Directions » Pick out each line containing the string "this" and copy it.

Records provided »
+---+

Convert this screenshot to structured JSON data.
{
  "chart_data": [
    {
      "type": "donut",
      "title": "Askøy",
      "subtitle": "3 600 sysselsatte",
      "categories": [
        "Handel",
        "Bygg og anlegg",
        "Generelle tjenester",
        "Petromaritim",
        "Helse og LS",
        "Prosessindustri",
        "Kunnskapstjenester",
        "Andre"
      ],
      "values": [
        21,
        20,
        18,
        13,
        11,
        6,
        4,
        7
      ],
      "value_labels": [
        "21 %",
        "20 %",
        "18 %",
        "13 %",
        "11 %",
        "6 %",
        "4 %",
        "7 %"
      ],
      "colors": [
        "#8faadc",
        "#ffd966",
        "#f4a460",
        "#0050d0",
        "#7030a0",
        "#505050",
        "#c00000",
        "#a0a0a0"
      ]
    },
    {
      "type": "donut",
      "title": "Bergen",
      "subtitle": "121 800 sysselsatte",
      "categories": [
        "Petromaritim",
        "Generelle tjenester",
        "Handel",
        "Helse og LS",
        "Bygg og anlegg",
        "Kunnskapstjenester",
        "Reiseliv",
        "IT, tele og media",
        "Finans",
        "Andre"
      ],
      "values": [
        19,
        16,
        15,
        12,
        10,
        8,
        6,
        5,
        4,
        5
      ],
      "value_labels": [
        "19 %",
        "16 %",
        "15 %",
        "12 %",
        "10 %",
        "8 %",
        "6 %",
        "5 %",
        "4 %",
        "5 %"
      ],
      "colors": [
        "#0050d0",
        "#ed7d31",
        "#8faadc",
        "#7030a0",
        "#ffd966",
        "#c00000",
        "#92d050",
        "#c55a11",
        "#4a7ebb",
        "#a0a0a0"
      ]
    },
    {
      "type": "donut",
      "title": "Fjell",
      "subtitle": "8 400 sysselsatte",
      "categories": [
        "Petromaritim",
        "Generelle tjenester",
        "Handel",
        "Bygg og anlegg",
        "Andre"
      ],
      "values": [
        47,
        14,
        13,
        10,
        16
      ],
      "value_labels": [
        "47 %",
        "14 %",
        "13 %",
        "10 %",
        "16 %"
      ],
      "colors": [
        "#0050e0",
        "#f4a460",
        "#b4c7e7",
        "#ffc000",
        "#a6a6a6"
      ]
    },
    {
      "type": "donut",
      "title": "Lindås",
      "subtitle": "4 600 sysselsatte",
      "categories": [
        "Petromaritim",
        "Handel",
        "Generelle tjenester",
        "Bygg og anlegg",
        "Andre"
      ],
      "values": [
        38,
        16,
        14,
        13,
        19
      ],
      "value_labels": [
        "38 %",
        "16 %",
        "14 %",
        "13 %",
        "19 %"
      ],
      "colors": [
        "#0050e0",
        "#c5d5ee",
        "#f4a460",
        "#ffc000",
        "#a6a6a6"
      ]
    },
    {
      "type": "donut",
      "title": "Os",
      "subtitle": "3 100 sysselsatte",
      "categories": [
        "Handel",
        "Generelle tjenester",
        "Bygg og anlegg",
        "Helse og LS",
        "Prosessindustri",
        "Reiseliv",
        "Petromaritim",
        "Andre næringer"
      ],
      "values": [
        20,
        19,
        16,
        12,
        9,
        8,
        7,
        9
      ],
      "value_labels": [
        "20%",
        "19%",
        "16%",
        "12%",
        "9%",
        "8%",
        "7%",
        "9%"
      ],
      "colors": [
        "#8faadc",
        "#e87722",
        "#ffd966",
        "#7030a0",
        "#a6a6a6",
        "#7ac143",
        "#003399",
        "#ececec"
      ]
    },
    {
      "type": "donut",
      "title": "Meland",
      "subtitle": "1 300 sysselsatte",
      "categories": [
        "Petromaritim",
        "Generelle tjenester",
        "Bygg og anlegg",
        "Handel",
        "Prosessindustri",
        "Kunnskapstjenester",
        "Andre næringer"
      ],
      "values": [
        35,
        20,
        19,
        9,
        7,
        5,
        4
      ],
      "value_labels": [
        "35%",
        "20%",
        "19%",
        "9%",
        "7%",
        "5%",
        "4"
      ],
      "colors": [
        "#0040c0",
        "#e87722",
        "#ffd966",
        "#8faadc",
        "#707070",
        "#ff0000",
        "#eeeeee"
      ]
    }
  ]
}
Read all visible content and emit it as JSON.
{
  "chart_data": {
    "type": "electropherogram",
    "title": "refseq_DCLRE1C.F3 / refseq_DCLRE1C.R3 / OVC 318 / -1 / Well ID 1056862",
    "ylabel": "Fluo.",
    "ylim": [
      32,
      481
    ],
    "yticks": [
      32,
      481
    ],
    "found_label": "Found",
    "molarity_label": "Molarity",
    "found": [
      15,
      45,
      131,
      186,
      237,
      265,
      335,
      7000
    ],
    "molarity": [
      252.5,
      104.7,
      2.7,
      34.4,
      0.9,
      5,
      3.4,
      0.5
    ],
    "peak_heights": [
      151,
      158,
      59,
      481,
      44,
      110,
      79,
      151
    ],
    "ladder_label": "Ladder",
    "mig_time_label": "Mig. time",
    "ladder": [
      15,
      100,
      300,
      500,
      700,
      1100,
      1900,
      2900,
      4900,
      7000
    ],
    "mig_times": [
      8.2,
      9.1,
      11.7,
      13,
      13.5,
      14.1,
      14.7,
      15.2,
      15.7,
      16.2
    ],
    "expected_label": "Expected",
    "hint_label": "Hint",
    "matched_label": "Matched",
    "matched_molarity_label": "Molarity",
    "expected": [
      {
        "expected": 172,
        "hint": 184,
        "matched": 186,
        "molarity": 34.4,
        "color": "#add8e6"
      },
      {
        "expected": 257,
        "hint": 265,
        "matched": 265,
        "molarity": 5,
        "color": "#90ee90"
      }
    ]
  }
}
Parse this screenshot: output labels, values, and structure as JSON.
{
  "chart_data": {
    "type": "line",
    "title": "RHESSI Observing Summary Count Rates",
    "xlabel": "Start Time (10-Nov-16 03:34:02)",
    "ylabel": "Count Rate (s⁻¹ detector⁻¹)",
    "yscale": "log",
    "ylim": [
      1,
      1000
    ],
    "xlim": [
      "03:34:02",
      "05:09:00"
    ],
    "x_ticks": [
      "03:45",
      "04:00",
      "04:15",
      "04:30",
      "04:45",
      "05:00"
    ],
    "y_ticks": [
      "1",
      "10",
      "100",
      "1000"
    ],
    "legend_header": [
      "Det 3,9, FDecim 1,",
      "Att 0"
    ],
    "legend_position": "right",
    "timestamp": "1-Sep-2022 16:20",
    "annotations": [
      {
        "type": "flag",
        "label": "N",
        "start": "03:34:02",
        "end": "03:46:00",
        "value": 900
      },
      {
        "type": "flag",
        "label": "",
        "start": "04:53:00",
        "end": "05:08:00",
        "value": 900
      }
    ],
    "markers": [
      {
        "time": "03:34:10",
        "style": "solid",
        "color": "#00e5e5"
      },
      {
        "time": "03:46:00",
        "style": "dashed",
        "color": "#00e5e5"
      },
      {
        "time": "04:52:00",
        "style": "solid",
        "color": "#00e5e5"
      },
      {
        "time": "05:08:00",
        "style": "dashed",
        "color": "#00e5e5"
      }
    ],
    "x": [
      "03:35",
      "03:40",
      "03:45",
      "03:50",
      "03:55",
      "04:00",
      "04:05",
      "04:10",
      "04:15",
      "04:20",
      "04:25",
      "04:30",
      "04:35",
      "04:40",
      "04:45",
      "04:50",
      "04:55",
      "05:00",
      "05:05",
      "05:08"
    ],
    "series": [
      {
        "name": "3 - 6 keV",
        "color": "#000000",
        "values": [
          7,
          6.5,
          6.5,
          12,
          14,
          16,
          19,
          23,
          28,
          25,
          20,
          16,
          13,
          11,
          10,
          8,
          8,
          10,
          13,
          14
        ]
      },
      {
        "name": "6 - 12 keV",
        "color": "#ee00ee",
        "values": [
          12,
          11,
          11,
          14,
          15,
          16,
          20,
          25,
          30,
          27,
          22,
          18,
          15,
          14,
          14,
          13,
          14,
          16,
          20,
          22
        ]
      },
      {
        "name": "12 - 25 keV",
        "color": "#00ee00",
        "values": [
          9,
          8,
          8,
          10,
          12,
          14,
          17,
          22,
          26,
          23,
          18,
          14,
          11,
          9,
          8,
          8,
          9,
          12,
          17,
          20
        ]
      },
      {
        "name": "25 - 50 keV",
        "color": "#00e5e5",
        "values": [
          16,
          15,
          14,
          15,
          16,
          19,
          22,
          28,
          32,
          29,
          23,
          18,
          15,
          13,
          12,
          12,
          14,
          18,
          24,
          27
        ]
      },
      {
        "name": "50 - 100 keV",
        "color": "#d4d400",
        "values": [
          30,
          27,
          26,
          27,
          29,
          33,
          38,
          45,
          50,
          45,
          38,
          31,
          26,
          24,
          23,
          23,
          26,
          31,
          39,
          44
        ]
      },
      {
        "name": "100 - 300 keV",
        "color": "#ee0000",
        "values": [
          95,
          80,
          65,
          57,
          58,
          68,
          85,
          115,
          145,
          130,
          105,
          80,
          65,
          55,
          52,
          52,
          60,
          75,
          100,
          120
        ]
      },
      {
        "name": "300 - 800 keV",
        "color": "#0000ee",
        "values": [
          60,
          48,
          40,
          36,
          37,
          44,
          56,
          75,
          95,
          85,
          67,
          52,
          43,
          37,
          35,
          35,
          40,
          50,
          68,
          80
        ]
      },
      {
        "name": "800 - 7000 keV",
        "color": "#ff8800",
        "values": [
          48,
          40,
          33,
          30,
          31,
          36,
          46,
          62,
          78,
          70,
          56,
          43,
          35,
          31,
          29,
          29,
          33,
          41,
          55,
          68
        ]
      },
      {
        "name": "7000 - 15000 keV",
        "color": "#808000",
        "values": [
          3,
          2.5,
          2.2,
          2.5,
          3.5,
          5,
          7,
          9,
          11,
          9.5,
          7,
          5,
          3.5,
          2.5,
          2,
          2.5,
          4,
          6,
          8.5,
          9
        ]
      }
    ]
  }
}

+---+

Finished task »
Convert this screenshot to structured JSON data.
Parse this screenshot: output labels, values, and structure as JSON.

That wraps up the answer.